Only a number is wanted: how many lines in the records below contain "sygnalizacyjną"?

## Start Provided data

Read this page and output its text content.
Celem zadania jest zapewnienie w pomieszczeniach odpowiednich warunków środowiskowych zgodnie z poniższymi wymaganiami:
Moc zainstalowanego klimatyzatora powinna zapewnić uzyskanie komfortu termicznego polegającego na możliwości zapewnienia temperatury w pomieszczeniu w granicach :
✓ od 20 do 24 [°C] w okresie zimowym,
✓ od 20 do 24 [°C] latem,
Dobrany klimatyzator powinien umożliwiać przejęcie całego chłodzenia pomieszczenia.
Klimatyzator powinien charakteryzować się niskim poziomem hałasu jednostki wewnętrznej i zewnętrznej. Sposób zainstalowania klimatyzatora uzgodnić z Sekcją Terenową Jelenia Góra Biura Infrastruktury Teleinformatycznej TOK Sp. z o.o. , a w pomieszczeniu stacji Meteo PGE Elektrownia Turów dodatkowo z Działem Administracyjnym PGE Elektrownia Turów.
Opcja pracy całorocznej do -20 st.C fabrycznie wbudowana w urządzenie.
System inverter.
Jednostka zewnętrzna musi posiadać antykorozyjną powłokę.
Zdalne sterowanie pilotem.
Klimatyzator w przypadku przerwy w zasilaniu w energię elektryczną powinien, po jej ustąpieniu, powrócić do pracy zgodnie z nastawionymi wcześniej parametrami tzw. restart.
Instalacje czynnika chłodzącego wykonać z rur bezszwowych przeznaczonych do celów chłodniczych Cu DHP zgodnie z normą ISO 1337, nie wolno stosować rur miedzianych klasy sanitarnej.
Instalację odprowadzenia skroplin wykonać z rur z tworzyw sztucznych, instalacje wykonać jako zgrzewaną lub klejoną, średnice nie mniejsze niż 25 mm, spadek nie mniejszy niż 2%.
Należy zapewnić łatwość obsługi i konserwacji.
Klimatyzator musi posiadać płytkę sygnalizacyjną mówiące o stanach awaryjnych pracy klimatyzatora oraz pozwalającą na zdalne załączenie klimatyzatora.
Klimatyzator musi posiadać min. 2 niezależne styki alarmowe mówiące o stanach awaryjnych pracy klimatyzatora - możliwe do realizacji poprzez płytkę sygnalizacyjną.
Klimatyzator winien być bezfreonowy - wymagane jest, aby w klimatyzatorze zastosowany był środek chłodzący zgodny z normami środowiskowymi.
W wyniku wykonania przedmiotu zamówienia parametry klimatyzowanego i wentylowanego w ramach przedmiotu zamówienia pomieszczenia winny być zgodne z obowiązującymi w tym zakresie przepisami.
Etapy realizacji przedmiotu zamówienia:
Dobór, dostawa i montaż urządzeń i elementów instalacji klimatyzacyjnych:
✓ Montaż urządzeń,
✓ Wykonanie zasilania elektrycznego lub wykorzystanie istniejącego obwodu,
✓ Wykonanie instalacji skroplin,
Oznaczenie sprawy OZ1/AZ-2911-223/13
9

## End Provided data
## Start Provided data

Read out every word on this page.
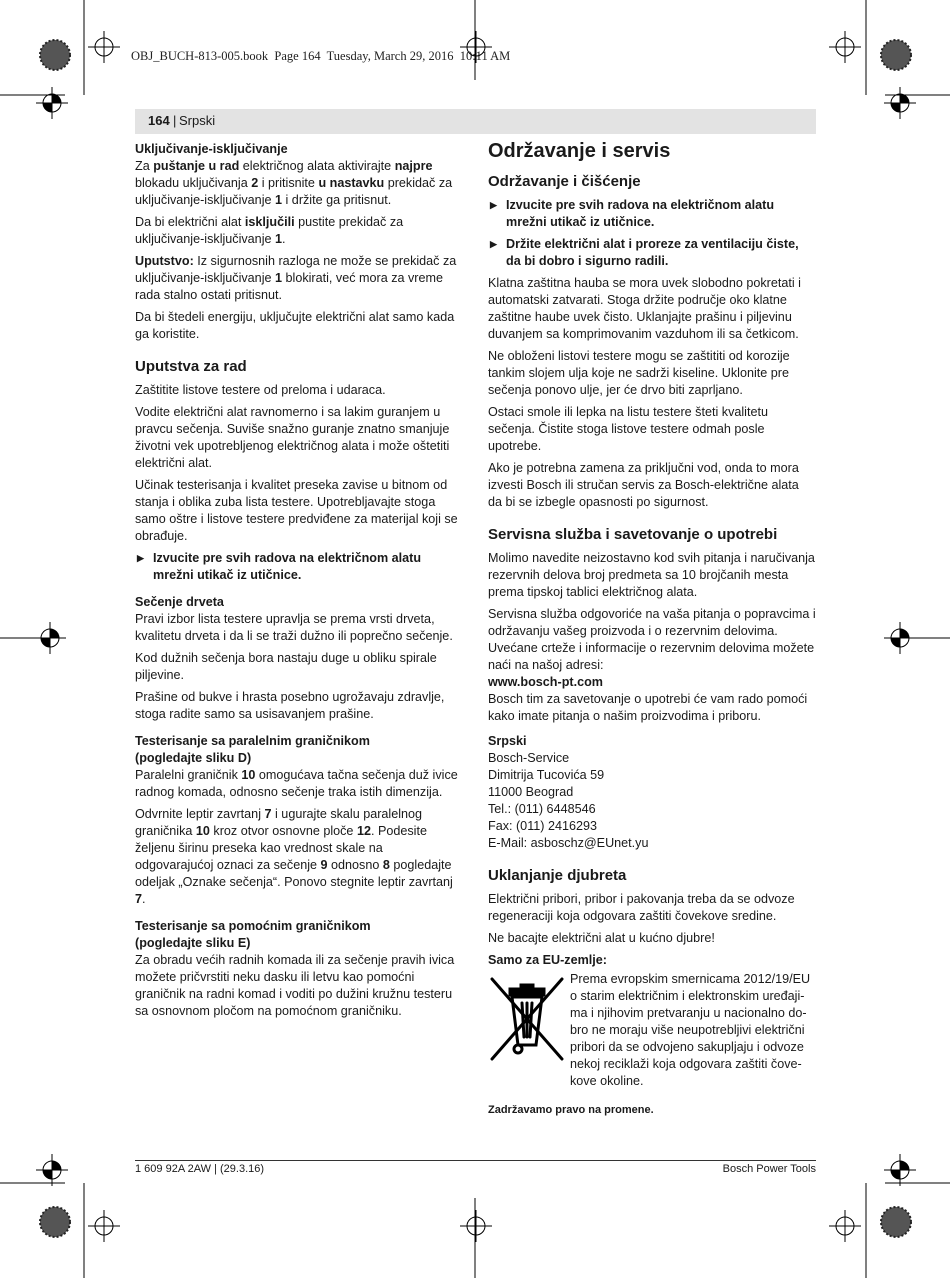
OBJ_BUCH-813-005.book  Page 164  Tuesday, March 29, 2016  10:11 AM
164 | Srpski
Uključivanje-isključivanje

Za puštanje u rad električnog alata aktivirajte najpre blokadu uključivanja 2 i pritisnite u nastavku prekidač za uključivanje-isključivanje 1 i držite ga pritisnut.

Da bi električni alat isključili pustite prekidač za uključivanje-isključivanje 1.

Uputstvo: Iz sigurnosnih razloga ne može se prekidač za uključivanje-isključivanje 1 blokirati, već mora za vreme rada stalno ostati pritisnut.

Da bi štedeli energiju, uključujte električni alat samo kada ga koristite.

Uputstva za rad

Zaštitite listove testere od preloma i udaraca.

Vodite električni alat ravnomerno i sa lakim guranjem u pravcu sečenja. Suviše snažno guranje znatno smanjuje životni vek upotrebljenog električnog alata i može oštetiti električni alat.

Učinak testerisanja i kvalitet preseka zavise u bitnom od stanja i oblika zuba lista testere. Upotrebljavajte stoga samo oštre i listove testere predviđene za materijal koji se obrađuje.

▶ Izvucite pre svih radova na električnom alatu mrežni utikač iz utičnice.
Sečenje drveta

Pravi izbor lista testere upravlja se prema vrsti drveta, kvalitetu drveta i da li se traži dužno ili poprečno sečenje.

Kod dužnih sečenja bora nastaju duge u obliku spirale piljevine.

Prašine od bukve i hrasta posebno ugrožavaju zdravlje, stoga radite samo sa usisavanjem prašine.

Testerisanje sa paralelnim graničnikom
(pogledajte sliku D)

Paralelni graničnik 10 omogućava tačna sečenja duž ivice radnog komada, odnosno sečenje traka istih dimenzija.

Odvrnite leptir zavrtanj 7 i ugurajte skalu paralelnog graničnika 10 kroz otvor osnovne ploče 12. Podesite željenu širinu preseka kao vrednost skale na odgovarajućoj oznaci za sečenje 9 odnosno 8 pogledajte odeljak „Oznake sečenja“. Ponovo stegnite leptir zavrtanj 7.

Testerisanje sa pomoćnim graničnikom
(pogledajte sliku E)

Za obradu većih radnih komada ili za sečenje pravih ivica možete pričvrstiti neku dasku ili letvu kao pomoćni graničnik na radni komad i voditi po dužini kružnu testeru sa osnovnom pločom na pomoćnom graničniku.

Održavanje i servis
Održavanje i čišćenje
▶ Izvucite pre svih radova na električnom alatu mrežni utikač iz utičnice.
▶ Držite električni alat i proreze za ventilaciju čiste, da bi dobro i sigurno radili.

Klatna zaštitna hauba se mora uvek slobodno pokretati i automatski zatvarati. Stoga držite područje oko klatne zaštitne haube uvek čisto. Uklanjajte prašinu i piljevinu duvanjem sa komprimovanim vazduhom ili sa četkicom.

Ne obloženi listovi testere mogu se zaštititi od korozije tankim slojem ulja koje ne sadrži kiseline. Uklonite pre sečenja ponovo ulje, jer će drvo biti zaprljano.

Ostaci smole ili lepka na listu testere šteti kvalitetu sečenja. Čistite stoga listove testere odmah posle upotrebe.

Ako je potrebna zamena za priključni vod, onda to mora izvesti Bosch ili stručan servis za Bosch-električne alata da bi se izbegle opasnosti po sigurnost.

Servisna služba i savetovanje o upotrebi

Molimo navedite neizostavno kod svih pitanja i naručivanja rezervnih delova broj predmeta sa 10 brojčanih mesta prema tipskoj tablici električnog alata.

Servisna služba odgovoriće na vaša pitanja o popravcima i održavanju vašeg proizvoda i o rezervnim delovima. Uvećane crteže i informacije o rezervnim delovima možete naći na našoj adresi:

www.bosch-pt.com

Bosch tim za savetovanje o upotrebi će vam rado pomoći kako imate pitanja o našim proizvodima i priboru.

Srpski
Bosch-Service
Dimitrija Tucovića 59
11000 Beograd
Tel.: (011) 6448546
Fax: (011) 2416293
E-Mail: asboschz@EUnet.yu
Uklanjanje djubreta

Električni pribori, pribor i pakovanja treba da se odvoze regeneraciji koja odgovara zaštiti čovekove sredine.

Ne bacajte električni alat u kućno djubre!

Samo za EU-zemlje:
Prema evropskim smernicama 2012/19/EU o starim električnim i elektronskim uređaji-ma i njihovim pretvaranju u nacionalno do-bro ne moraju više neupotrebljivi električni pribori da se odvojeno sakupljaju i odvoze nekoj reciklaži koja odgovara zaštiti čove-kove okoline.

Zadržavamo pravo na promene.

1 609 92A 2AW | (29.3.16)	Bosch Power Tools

## End Provided data
## Start Provided data

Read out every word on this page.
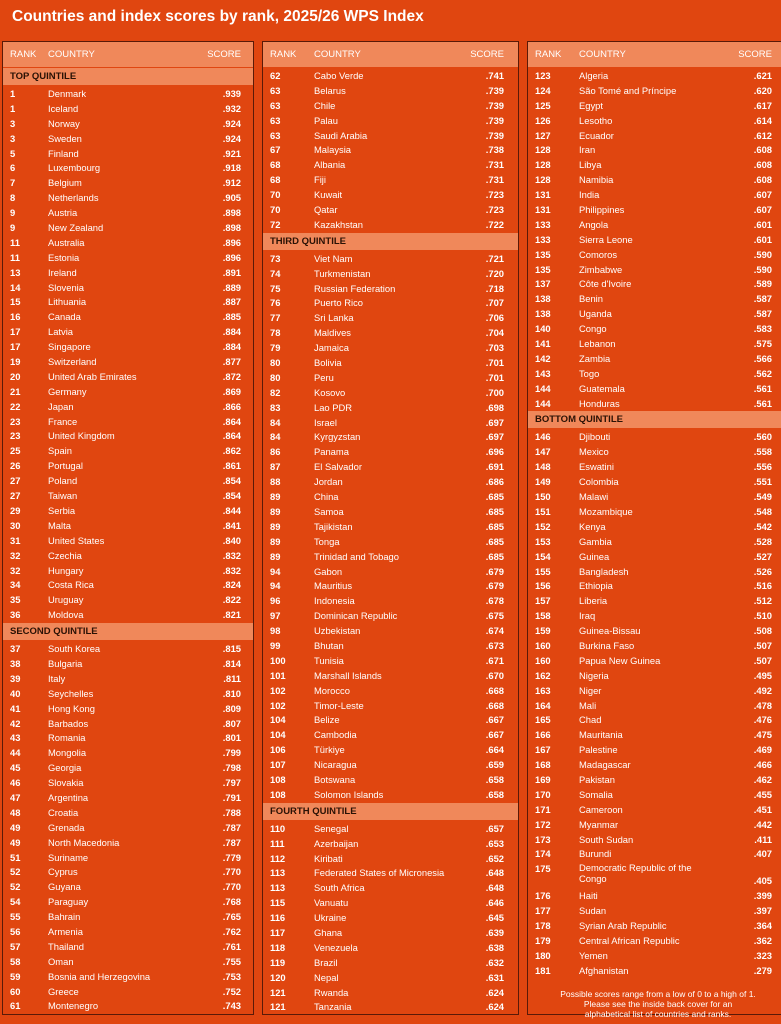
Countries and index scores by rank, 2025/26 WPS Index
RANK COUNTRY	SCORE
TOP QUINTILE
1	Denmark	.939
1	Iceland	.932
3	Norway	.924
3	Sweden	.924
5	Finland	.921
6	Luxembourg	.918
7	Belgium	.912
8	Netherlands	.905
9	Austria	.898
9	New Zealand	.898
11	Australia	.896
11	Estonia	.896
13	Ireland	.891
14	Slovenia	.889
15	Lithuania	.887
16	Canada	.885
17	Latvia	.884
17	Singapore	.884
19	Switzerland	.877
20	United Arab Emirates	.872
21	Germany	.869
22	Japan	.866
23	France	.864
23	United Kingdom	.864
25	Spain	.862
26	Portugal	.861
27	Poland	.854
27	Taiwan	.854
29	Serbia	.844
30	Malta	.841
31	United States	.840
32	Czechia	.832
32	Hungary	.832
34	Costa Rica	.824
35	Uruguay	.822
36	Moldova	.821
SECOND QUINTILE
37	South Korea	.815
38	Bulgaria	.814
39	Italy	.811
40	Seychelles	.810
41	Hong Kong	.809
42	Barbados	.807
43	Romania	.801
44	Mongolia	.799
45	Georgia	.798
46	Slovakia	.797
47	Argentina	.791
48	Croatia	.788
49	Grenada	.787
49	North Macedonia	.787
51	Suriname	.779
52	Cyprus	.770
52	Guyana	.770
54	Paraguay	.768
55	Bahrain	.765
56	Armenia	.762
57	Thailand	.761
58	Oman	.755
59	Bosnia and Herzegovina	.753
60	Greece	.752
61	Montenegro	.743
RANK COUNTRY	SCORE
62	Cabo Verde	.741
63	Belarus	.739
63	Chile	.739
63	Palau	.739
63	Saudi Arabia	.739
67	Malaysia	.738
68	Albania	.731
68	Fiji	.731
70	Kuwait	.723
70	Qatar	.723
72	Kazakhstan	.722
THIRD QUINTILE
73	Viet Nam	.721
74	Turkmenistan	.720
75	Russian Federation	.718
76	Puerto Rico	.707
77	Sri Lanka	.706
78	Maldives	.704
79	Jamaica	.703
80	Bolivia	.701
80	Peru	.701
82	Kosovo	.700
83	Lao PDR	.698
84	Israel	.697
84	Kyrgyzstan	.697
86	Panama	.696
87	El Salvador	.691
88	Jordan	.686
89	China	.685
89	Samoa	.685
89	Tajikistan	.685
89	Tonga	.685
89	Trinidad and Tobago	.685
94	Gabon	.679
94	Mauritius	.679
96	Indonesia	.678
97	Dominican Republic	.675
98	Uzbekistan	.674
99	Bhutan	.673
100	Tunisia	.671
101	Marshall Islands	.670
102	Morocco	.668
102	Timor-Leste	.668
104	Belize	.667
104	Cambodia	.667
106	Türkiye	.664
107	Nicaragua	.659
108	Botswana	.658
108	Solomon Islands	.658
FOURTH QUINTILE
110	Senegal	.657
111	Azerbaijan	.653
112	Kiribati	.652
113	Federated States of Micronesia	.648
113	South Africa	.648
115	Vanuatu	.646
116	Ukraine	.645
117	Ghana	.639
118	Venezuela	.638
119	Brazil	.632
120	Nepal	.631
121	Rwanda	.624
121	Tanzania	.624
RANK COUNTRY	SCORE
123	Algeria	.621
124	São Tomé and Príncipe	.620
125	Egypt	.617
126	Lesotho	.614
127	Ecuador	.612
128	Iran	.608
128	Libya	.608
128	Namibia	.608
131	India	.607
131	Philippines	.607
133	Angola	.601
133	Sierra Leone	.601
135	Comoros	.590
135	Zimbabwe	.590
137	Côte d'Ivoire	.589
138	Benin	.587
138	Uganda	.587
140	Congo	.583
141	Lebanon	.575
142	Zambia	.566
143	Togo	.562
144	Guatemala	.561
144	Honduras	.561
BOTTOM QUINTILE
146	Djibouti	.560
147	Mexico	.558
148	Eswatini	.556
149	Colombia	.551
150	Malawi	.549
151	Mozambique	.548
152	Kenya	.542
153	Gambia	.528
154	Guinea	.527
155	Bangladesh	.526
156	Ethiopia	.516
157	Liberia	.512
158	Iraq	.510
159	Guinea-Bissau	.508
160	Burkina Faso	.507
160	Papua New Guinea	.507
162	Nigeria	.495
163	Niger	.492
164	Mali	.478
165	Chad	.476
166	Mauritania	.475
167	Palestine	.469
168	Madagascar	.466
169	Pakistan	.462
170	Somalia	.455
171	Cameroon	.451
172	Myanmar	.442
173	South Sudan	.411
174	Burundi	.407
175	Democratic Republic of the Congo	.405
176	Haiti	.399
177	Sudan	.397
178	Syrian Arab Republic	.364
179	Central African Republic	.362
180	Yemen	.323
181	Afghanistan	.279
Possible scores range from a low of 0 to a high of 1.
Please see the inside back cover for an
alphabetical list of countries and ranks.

## End Provided data

### Final result
2